Work to do >> Look at each line of the records and count those with "seal" in them. Please answer with the count alone.

- - - -

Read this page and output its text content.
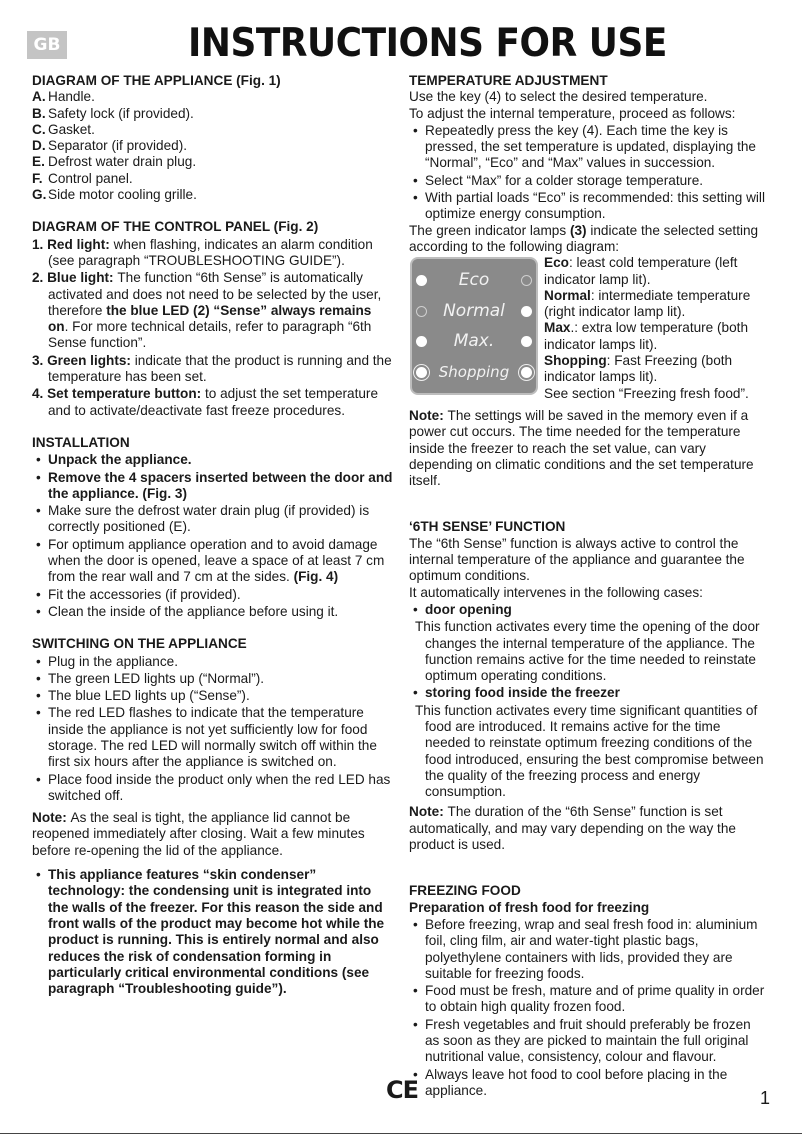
GB	INSTRUCTIONS FOR USE
DIAGRAM OF THE APPLIANCE (Fig. 1)
A. Handle.
B. Safety lock (if provided).
C. Gasket.
D. Separator (if provided).
E. Defrost water drain plug.
F. Control panel.
G. Side motor cooling grille.
DIAGRAM OF THE CONTROL PANEL (Fig. 2)
1. Red light: when flashing, indicates an alarm condition (see paragraph “TROUBLESHOOTING GUIDE”).
2. Blue light: The function “6th Sense” is automatically activated and does not need to be selected by the user, therefore the blue LED (2) “Sense” always remains on. For more technical details, refer to paragraph “6th Sense function”.
3. Green lights: indicate that the product is running and the temperature has been set.
4. Set temperature button: to adjust the set temperature and to activate/deactivate fast freeze procedures.
INSTALLATION
• Unpack the appliance.
• Remove the 4 spacers inserted between the door and the appliance. (Fig. 3)
• Make sure the defrost water drain plug (if provided) is correctly positioned (E).
• For optimum appliance operation and to avoid damage when the door is opened, leave a space of at least 7 cm from the rear wall and 7 cm at the sides. (Fig. 4)
• Fit the accessories (if provided).
• Clean the inside of the appliance before using it.
SWITCHING ON THE APPLIANCE
• Plug in the appliance.
• The green LED lights up (“Normal”).
• The blue LED lights up (“Sense”).
• The red LED flashes to indicate that the temperature inside the appliance is not yet sufficiently low for food storage. The red LED will normally switch off within the first six hours after the appliance is switched on.
• Place food inside the product only when the red LED has switched off.
Note: As the seal is tight, the appliance lid cannot be reopened immediately after closing. Wait a few minutes before re-opening the lid of the appliance.
• This appliance features “skin condenser” technology: the condensing unit is integrated into the walls of the freezer. For this reason the side and front walls of the product may become hot while the product is running. This is entirely normal and also reduces the risk of condensation forming in particularly critical environmental conditions (see paragraph “Troubleshooting guide”).
TEMPERATURE ADJUSTMENT
Use the key (4) to select the desired temperature.
To adjust the internal temperature, proceed as follows:
• Repeatedly press the key (4). Each time the key is pressed, the set temperature is updated, displaying the “Normal”, “Eco” and “Max” values in succession.
• Select “Max” for a colder storage temperature.
• With partial loads “Eco” is recommended: this setting will optimize energy consumption.
The green indicator lamps (3) indicate the selected setting according to the following diagram:
Eco
Normal
Max.
Shopping
Eco: least cold temperature (left indicator lamp lit).
Normal: intermediate temperature (right indicator lamp lit).
Max.: extra low temperature (both indicator lamps lit).
Shopping: Fast Freezing (both indicator lamps lit).
See section “Freezing fresh food”.
Note: The settings will be saved in the memory even if a power cut occurs. The time needed for the temperature inside the freezer to reach the set value, can vary depending on climatic conditions and the set temperature itself.
‘6TH SENSE’ FUNCTION
The “6th Sense” function is always active to control the internal temperature of the appliance and guarantee the optimum conditions.
It automatically intervenes in the following cases:
• door opening
This function activates every time the opening of the door changes the internal temperature of the appliance. The function remains active for the time needed to reinstate optimum operating conditions.
• storing food inside the freezer
This function activates every time significant quantities of food are introduced. It remains active for the time needed to reinstate optimum freezing conditions of the food introduced, ensuring the best compromise between the quality of the freezing process and energy consumption.
Note: The duration of the “6th Sense” function is set automatically, and may vary depending on the way the product is used.
FREEZING FOOD
Preparation of fresh food for freezing
• Before freezing, wrap and seal fresh food in: aluminium foil, cling film, air and water-tight plastic bags, polyethylene containers with lids, provided they are suitable for freezing foods.
• Food must be fresh, mature and of prime quality in order to obtain high quality frozen food.
• Fresh vegetables and fruit should preferably be frozen as soon as they are picked to maintain the full original nutritional value, consistency, colour and flavour.
• Always leave hot food to cool before placing in the appliance.
CE	1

- - - -

Solution >> 2